Material for the task |

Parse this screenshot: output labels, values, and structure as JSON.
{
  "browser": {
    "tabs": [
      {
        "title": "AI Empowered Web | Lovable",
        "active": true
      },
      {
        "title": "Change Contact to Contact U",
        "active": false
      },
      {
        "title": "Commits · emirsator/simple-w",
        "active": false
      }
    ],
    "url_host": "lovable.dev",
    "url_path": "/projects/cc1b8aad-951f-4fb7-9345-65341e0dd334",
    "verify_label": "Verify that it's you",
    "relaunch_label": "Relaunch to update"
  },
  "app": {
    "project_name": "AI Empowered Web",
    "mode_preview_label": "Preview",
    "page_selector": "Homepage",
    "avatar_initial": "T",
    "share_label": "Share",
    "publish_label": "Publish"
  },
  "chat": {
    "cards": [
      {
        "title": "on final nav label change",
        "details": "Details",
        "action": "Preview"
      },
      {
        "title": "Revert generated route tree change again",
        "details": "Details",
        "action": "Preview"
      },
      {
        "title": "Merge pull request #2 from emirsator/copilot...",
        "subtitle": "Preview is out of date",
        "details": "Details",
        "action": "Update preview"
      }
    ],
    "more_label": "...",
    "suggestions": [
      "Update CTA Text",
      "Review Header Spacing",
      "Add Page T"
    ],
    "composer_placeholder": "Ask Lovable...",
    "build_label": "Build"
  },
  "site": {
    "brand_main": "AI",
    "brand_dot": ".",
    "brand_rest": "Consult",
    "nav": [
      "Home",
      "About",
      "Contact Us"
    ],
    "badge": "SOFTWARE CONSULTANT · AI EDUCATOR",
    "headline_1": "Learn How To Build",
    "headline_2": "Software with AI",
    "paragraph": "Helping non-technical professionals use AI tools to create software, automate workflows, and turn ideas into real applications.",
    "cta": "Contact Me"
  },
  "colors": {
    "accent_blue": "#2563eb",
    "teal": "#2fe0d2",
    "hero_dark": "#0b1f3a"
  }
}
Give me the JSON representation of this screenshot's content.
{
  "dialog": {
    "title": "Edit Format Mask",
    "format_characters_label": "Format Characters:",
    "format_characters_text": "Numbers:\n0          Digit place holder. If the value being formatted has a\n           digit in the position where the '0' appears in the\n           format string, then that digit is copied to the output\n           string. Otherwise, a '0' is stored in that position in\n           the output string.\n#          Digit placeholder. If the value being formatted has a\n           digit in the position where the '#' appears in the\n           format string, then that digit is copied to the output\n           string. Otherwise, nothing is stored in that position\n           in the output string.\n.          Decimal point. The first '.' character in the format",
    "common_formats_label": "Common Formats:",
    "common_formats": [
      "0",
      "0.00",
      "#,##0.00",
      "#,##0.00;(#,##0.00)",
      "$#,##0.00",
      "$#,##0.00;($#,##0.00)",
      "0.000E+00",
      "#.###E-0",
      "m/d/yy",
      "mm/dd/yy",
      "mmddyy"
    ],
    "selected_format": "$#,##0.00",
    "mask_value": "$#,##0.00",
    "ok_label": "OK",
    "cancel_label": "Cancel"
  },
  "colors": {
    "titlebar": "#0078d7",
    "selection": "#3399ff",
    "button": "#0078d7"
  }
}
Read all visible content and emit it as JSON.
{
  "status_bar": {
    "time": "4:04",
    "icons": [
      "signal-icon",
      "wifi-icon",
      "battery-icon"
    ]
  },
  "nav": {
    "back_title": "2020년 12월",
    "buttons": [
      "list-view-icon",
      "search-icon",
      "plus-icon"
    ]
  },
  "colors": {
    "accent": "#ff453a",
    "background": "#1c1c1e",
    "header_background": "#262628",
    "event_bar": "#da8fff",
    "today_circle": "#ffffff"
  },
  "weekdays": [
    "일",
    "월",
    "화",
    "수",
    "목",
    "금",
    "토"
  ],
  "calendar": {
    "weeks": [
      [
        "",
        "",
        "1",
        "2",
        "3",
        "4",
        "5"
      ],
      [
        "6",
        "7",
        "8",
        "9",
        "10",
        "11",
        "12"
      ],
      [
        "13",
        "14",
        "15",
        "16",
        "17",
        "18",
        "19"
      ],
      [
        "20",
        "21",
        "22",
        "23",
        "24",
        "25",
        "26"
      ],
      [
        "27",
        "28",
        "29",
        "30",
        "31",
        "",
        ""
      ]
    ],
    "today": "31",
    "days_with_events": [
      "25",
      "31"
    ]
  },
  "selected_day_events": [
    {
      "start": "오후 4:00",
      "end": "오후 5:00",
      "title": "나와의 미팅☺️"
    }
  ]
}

What this task involves |
Produce a verbatim transcription of the entries above.

Correct response |
Parse this screenshot: output labels, values, and structure as JSON.
{
  "browser": {
    "tabs": [
      {
        "title": "AI Empowered Web | Lovable",
        "active": true
      },
      {
        "title": "Change Contact to Contact U",
        "active": false
      },
      {
        "title": "Commits · emirsator/simple-w",
        "active": false
      }
    ],
    "url_host": "lovable.dev",
    "url_path": "/projects/cc1b8aad-951f-4fb7-9345-65341e0dd334",
    "verify_label": "Verify that it's you",
    "relaunch_label": "Relaunch to update"
  },
  "app": {
    "project_name": "AI Empowered Web",
    "mode_preview_label": "Preview",
    "page_selector": "Homepage",
    "avatar_initial": "T",
    "share_label": "Share",
    "publish_label": "Publish"
  },
  "chat": {
    "cards": [
      {
        "title": "on final nav label change",
        "details": "Details",
        "action": "Preview"
      },
      {
        "title": "Revert generated route tree change again",
        "details": "Details",
        "action": "Preview"
      },
      {
        "title": "Merge pull request #2 from emirsator/copilot...",
        "subtitle": "Preview is out of date",
        "details": "Details",
        "action": "Update preview"
      }
    ],
    "more_label": "...",
    "suggestions": [
      "Update CTA Text",
      "Review Header Spacing",
      "Add Page T"
    ],
    "composer_placeholder": "Ask Lovable...",
    "build_label": "Build"
  },
  "site": {
    "brand_main": "AI",
    "brand_dot": ".",
    "brand_rest": "Consult",
    "nav": [
      "Home",
      "About",
      "Contact Us"
    ],
    "badge": "SOFTWARE CONSULTANT · AI EDUCATOR",
    "headline_1": "Learn How To Build",
    "headline_2": "Software with AI",
    "paragraph": "Helping non-technical professionals use AI tools to create software, automate workflows, and turn ideas into real applications.",
    "cta": "Contact Me"
  },
  "colors": {
    "accent_blue": "#2563eb",
    "teal": "#2fe0d2",
    "hero_dark": "#0b1f3a"
  }
}
Give me the JSON representation of this screenshot's content.
{
  "dialog": {
    "title": "Edit Format Mask",
    "format_characters_label": "Format Characters:",
    "format_characters_text": "Numbers:\n0          Digit place holder. If the value being formatted has a\n           digit in the position where the '0' appears in the\n           format string, then that digit is copied to the output\n           string. Otherwise, a '0' is stored in that position in\n           the output string.\n#          Digit placeholder. If the value being formatted has a\n           digit in the position where the '#' appears in the\n           format string, then that digit is copied to the output\n           string. Otherwise, nothing is stored in that position\n           in the output string.\n.          Decimal point. The first '.' character in the format",
    "common_formats_label": "Common Formats:",
    "common_formats": [
      "0",
      "0.00",
      "#,##0.00",
      "#,##0.00;(#,##0.00)",
      "$#,##0.00",
      "$#,##0.00;($#,##0.00)",
      "0.000E+00",
      "#.###E-0",
      "m/d/yy",
      "mm/dd/yy",
      "mmddyy"
    ],
    "selected_format": "$#,##0.00",
    "mask_value": "$#,##0.00",
    "ok_label": "OK",
    "cancel_label": "Cancel"
  },
  "colors": {
    "titlebar": "#0078d7",
    "selection": "#3399ff",
    "button": "#0078d7"
  }
}
Read all visible content and emit it as JSON.
{
  "status_bar": {
    "time": "4:04",
    "icons": [
      "signal-icon",
      "wifi-icon",
      "battery-icon"
    ]
  },
  "nav": {
    "back_title": "2020년 12월",
    "buttons": [
      "list-view-icon",
      "search-icon",
      "plus-icon"
    ]
  },
  "colors": {
    "accent": "#ff453a",
    "background": "#1c1c1e",
    "header_background": "#262628",
    "event_bar": "#da8fff",
    "today_circle": "#ffffff"
  },
  "weekdays": [
    "일",
    "월",
    "화",
    "수",
    "목",
    "금",
    "토"
  ],
  "calendar": {
    "weeks": [
      [
        "",
        "",
        "1",
        "2",
        "3",
        "4",
        "5"
      ],
      [
        "6",
        "7",
        "8",
        "9",
        "10",
        "11",
        "12"
      ],
      [
        "13",
        "14",
        "15",
        "16",
        "17",
        "18",
        "19"
      ],
      [
        "20",
        "21",
        "22",
        "23",
        "24",
        "25",
        "26"
      ],
      [
        "27",
        "28",
        "29",
        "30",
        "31",
        "",
        ""
      ]
    ],
    "today": "31",
    "days_with_events": [
      "25",
      "31"
    ]
  },
  "selected_day_events": [
    {
      "start": "오후 4:00",
      "end": "오후 5:00",
      "title": "나와의 미팅☺️"
    }
  ]
}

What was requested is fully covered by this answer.